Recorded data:
# # # #
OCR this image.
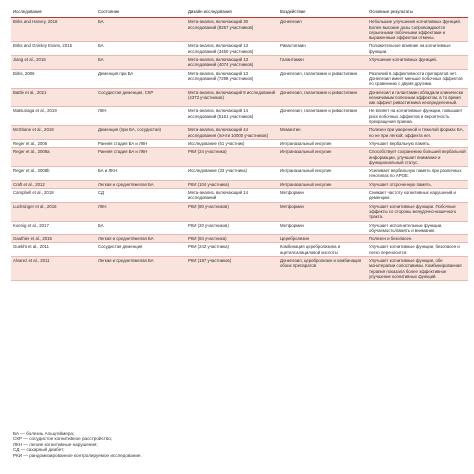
Исследование	Состояние	Дизайн исследования	Воздействие	Основные результаты
Birks and Harvey, 2018	БА	Мета-анализ, включающий 30 исследований (8257 участников)	Донепезил	Небольшие улучшения когнитивных функций. Более высокие дозы сопровождаются серьезными побочными эффектами и выраженным эффектом отмены.
Birks and Grimley Evans, 2015	БА	Мета-анализ, включающий 13 исследований (3450 участников)	Ривастигмин	Положительное влияние на когнитивные функции.
Jiang et al., 2015	БА	Мета-анализ, включающий 13 исследований (4074 участников)	Галантамин	Улучшение когнитивных функций.
Birks, 2006	Деменция при БА	Мета-анализ, включающий 13 исследований (7298 участников)	Донепезил, галантамин и ривастигмин	Различий в эффективности препаратов нет. Донепезил имеет меньше побочных эффектов по сравнению с двумя другими.
Battle et al., 2021	Сосудистая деменция, СКР	Мета-анализ, включающий 8 исследований (4373 участников)	Донепезил, галантамин и ривастигмин	Донепезил и галантамин обладали клинически незначимым полезным эффектом, в то время как эффект ривастигмина неопределенный.
Matsunaga et al., 2019	ЛКН	Мета-анализ, включающий 14 исследований (5161 участников)	Донепезил, галантамин и ривастигмин	Не влияет на когнитивные функции, повышает риск побочных эффектов и вероятность прекращения приема.
McShane et al., 2019	Деменция (при БА, сосудистая)	Мета-анализ, включающий 44 исследования (почти 10000 участников)	Мемантин	Полезен при умеренной и тяжелой формах БА, но не при легкой; эффекта нет.
Reger et al., 2006	Ранняя стадия БА и ЛКН	Исследование (61 участник)	Интраназальный инсулин	Улучшает вербальную память.
Reger et al., 2008a	Ранняя стадия БА и ЛКН	РКИ (24 участника)	Интраназальный инсулин	Способствует сохранению большей вербальной информации, улучшает внимание и функциональный статус.
Reger et al., 2008b	БА и ЛКН	Исследование (33 участника)	Интраназальный инсулин	Усиливает вербальную память при различных генотипах по APOE.
Craft et al., 2012	Легкая и среднетяжелая БА	РКИ (104 участника)	Интраназальный инсулин	Улучшает отсроченную память.
Campbell et al., 2018	СД	Мета-анализ, включающий 14 исследований	Метформин	Снижает частоту когнитивных нарушений и деменции.
Luchsinger et al., 2016	ЛКН	РКИ (80 участников)	Метформин	Улучшает когнитивные функции. Побочные эффекты со стороны желудочно-кишечного тракта.
Koenig et al., 2017	БА	РКИ (20 участников)	Метформин	Улучшает исполнительные функции, обучаемость/память и внимание.
Gauthier et al., 2015	Легкая и среднетяжелая БА	РКИ (84 участника)	Церебролизин	Полезен и безопасен.
Guekht et al., 2011	Сосудистая деменция	РКИ (242 участника)	Комбинация церебролизина и ацетилсалициловой кислоты	Улучшает когнитивные функции, безопасен и легко переносится.
Alvarez et al., 2011	Легкая и среднетяжелая БА	РКИ (197 участников)	Донепезил, церебролизин и комбинация обоих препаратов	Улучшает когнитивные функции, обе монотерапии сопоставимы. Комбинированная терапия показала более эффективное улучшение когнитивных функций.
БА — болезнь Альцгеймера;
СКР — сосудистое когнитивное расстройство;
ЛКН — легкие когнитивные нарушения;
СД — сахарный диабет;
РКИ — рандомизированное контролируемое исследование.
# # # #
Work required: Write the records above out again exactly, with no pictures in your copy.

Solution to the problem:
OCR this image.
Исследование	Состояние	Дизайн исследования	Воздействие	Основные результаты
Birks and Harvey, 2018	БА	Мета-анализ, включающий 30 исследований (8257 участников)	Донепезил	Небольшие улучшения когнитивных функций. Более высокие дозы сопровождаются серьезными побочными эффектами и выраженным эффектом отмены.
Birks and Grimley Evans, 2015	БА	Мета-анализ, включающий 13 исследований (3450 участников)	Ривастигмин	Положительное влияние на когнитивные функции.
Jiang et al., 2015	БА	Мета-анализ, включающий 13 исследований (4074 участников)	Галантамин	Улучшение когнитивных функций.
Birks, 2006	Деменция при БА	Мета-анализ, включающий 13 исследований (7298 участников)	Донепезил, галантамин и ривастигмин	Различий в эффективности препаратов нет. Донепезил имеет меньше побочных эффектов по сравнению с двумя другими.
Battle et al., 2021	Сосудистая деменция, СКР	Мета-анализ, включающий 8 исследований (4373 участников)	Донепезил, галантамин и ривастигмин	Донепезил и галантамин обладали клинически незначимым полезным эффектом, в то время как эффект ривастигмина неопределенный.
Matsunaga et al., 2019	ЛКН	Мета-анализ, включающий 14 исследований (5161 участников)	Донепезил, галантамин и ривастигмин	Не влияет на когнитивные функции, повышает риск побочных эффектов и вероятность прекращения приема.
McShane et al., 2019	Деменция (при БА, сосудистая)	Мета-анализ, включающий 44 исследования (почти 10000 участников)	Мемантин	Полезен при умеренной и тяжелой формах БА, но не при легкой; эффекта нет.
Reger et al., 2006	Ранняя стадия БА и ЛКН	Исследование (61 участник)	Интраназальный инсулин	Улучшает вербальную память.
Reger et al., 2008a	Ранняя стадия БА и ЛКН	РКИ (24 участника)	Интраназальный инсулин	Способствует сохранению большей вербальной информации, улучшает внимание и функциональный статус.
Reger et al., 2008b	БА и ЛКН	Исследование (33 участника)	Интраназальный инсулин	Усиливает вербальную память при различных генотипах по APOE.
Craft et al., 2012	Легкая и среднетяжелая БА	РКИ (104 участника)	Интраназальный инсулин	Улучшает отсроченную память.
Campbell et al., 2018	СД	Мета-анализ, включающий 14 исследований	Метформин	Снижает частоту когнитивных нарушений и деменции.
Luchsinger et al., 2016	ЛКН	РКИ (80 участников)	Метформин	Улучшает когнитивные функции. Побочные эффекты со стороны желудочно-кишечного тракта.
Koenig et al., 2017	БА	РКИ (20 участников)	Метформин	Улучшает исполнительные функции, обучаемость/память и внимание.
Gauthier et al., 2015	Легкая и среднетяжелая БА	РКИ (84 участника)	Церебролизин	Полезен и безопасен.
Guekht et al., 2011	Сосудистая деменция	РКИ (242 участника)	Комбинация церебролизина и ацетилсалициловой кислоты	Улучшает когнитивные функции, безопасен и легко переносится.
Alvarez et al., 2011	Легкая и среднетяжелая БА	РКИ (197 участников)	Донепезил, церебролизин и комбинация обоих препаратов	Улучшает когнитивные функции, обе монотерапии сопоставимы. Комбинированная терапия показала более эффективное улучшение когнитивных функций.
БА — болезнь Альцгеймера;
СКР — сосудистое когнитивное расстройство;
ЛКН — легкие когнитивные нарушения;
СД — сахарный диабет;
РКИ — рандомизированное контролируемое исследование.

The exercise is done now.